-- Begin DATA PROVIDED --

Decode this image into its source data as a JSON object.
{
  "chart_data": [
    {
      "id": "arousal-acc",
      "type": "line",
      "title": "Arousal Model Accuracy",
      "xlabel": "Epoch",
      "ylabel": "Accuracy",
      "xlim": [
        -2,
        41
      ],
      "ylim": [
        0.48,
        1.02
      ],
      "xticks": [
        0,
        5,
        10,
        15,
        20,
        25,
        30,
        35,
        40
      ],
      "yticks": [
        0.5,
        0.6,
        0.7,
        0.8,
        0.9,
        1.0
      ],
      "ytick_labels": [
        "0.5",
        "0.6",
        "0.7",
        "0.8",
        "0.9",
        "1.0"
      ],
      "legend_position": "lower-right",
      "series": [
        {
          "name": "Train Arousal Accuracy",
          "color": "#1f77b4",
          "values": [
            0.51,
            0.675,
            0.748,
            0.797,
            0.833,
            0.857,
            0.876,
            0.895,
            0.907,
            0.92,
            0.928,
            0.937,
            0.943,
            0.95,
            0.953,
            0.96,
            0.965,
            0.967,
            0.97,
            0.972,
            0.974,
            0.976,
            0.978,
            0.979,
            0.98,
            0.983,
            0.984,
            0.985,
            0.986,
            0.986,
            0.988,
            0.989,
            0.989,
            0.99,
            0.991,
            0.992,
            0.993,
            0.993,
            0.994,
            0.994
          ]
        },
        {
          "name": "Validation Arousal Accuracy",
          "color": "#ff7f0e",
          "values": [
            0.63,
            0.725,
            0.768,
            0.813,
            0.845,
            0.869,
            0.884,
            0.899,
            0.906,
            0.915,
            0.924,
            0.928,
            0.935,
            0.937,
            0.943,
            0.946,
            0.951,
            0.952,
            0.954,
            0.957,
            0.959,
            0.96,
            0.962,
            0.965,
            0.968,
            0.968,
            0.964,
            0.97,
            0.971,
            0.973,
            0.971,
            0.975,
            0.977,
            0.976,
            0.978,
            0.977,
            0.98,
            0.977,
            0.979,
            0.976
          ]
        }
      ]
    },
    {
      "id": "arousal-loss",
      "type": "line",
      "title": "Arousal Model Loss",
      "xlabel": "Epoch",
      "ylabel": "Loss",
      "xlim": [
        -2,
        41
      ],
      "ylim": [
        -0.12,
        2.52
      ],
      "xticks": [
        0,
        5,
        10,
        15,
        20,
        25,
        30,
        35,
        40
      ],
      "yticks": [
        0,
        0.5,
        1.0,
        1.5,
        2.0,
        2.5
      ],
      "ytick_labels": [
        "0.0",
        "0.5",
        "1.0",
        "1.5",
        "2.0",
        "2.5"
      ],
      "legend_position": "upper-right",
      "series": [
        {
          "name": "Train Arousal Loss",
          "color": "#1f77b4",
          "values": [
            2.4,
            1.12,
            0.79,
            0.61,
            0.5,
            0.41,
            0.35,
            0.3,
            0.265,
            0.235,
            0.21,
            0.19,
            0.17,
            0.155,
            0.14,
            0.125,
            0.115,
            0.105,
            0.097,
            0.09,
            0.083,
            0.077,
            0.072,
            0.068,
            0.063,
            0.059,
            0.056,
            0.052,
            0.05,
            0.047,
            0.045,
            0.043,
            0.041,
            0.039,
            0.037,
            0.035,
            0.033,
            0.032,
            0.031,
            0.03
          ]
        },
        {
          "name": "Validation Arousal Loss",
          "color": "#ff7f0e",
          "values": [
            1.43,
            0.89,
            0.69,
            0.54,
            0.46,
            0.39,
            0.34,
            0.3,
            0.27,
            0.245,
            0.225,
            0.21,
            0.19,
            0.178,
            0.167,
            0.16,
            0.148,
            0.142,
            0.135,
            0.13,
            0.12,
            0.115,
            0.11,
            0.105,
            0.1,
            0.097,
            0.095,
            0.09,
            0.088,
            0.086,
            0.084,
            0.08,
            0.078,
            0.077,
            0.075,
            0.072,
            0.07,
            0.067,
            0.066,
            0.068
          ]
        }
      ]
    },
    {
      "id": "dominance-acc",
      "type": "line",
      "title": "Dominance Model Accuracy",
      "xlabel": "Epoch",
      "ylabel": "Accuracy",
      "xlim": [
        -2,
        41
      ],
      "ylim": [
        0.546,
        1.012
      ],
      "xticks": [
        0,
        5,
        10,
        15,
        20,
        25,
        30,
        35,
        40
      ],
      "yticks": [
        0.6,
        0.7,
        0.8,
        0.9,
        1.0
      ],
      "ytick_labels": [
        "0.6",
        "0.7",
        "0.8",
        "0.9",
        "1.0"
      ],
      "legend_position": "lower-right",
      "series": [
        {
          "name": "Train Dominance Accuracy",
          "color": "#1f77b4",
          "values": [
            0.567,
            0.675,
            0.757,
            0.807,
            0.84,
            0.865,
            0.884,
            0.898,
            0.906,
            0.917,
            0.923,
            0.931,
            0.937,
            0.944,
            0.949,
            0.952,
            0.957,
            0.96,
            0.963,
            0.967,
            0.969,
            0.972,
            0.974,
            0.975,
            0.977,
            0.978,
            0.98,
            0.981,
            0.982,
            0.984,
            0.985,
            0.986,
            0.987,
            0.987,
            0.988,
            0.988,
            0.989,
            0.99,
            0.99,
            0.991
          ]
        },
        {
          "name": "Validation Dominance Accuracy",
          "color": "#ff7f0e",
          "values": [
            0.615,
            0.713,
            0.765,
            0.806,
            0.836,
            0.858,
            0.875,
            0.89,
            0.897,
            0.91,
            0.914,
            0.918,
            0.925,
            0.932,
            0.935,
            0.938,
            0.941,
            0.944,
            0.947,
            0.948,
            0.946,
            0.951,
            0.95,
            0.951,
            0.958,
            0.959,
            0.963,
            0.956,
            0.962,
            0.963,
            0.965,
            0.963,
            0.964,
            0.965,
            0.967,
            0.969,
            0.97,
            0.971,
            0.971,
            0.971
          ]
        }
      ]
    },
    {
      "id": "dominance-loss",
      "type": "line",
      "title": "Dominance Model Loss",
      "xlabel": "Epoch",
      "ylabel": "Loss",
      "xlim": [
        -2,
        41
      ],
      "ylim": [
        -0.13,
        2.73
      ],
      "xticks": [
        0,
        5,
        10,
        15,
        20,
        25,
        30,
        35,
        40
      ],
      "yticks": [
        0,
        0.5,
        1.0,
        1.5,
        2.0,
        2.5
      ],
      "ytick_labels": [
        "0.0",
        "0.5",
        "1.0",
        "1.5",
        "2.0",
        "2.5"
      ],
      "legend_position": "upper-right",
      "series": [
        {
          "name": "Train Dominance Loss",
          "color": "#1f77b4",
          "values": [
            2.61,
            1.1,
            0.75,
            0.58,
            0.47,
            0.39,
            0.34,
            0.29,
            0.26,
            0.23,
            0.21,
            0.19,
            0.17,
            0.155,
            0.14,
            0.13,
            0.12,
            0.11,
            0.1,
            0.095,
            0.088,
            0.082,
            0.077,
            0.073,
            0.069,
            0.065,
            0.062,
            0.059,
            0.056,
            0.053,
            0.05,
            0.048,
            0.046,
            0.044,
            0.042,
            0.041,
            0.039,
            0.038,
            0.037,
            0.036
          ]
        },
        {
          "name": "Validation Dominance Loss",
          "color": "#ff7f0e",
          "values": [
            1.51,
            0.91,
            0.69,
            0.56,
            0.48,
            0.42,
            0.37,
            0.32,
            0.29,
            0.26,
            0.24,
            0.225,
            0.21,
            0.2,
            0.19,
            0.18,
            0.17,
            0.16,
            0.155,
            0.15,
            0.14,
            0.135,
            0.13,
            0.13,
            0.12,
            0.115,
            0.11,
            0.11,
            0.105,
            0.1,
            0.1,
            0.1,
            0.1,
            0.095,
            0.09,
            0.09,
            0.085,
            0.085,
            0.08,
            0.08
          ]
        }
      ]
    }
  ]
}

-- End DATA PROVIDED --

PROBLEM REQUIREMENTS
Using the material above, gather every line that includes "Model".

REPLY
      "title": "Arousal Model Accuracy",
      "title": "Arousal Model Loss",
      "title": "Dominance Model Accuracy",
      "title": "Dominance Model Loss",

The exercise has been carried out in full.